DATA SUPPLIED:
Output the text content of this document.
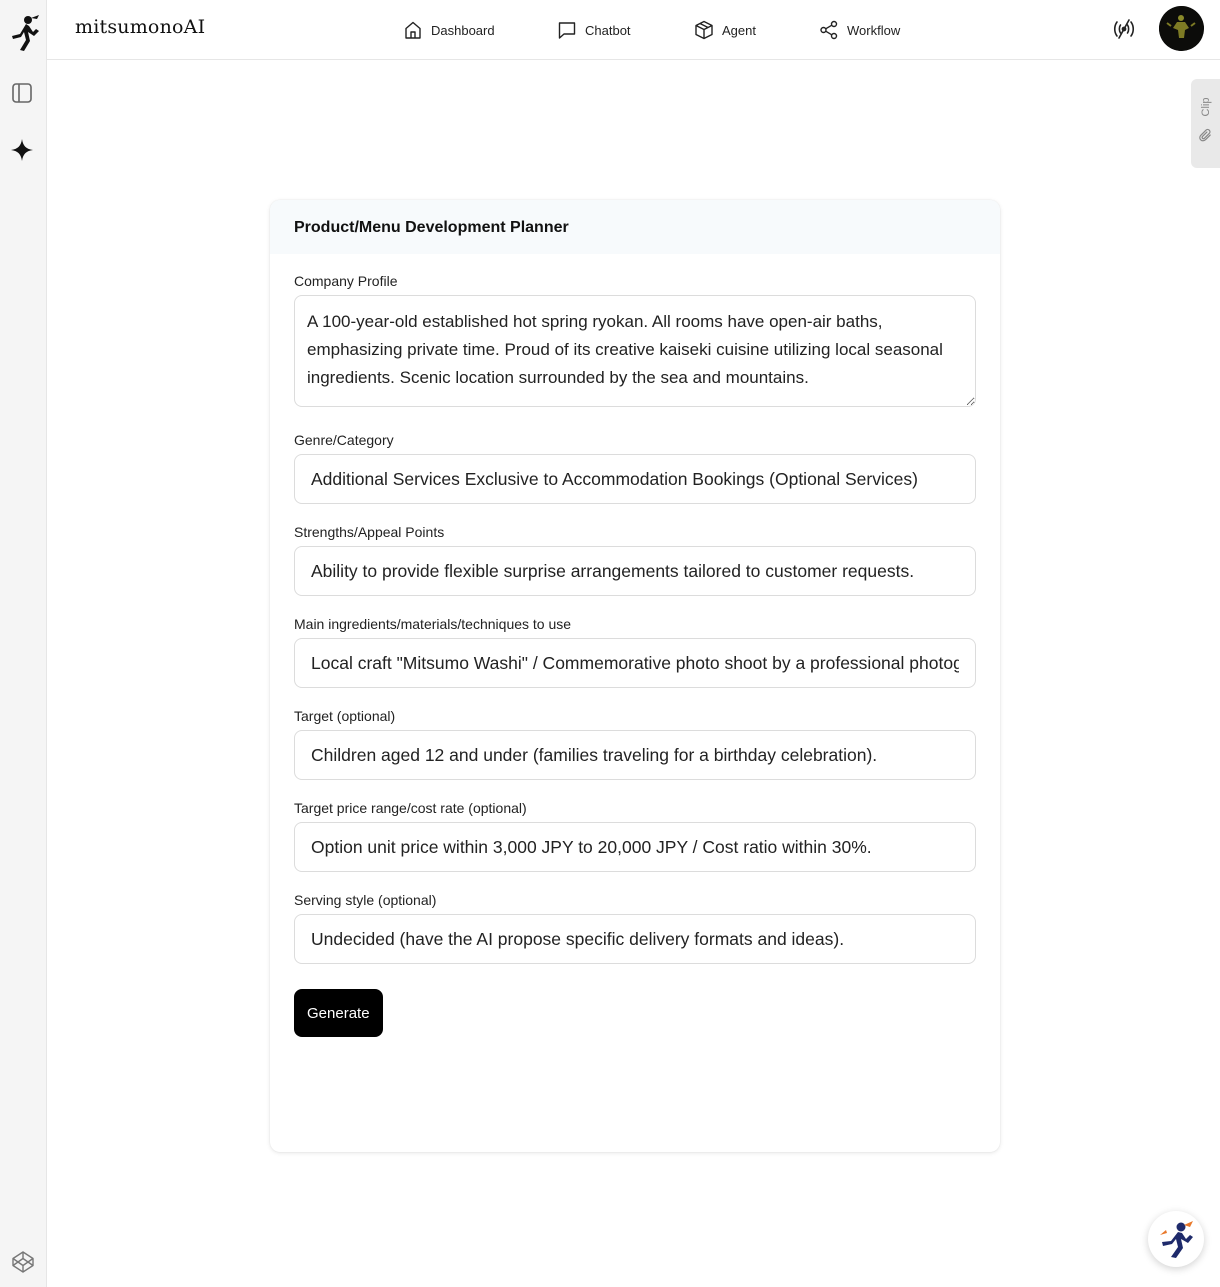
mitsumonoAI	Dashboard	Chatbot	Agent	Workflow
Clip
Product/Menu Development Planner
Company Profile
A 100-year-old established hot spring ryokan. All rooms have open-air baths, emphasizing private time. Proud of its creative kaiseki cuisine utilizing local seasonal ingredients. Scenic location surrounded by the sea and mountains.
Genre/Category
Additional Services Exclusive to Accommodation Bookings (Optional Services)
Strengths/Appeal Points
Ability to provide flexible surprise arrangements tailored to customer requests.
Main ingredients/materials/techniques to use
Local craft "Mitsumo Washi" / Commemorative photo shoot by a professional photographer
Target (optional)
Children aged 12 and under (families traveling for a birthday celebration).
Target price range/cost rate (optional)
Option unit price within 3,000 JPY to 20,000 JPY / Cost ratio within 30%.
Serving style (optional)
Undecided (have the AI propose specific delivery formats and ideas).
Generate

WHAT TO DO: The records above should be reproduced exactly, with no pictures included.

RESPONSE TO THE EXERCISE:
Output the text content of this document.
mitsumonoAI	Dashboard	Chatbot	Agent	Workflow
Clip
Product/Menu Development Planner
Company Profile
A 100-year-old established hot spring ryokan. All rooms have open-air baths, emphasizing private time. Proud of its creative kaiseki cuisine utilizing local seasonal ingredients. Scenic location surrounded by the sea and mountains.
Genre/Category
Additional Services Exclusive to Accommodation Bookings (Optional Services)
Strengths/Appeal Points
Ability to provide flexible surprise arrangements tailored to customer requests.
Main ingredients/materials/techniques to use
Local craft "Mitsumo Washi" / Commemorative photo shoot by a professional photographer
Target (optional)
Children aged 12 and under (families traveling for a birthday celebration).
Target price range/cost rate (optional)
Option unit price within 3,000 JPY to 20,000 JPY / Cost ratio within 30%.
Serving style (optional)
Undecided (have the AI propose specific delivery formats and ideas).
Generate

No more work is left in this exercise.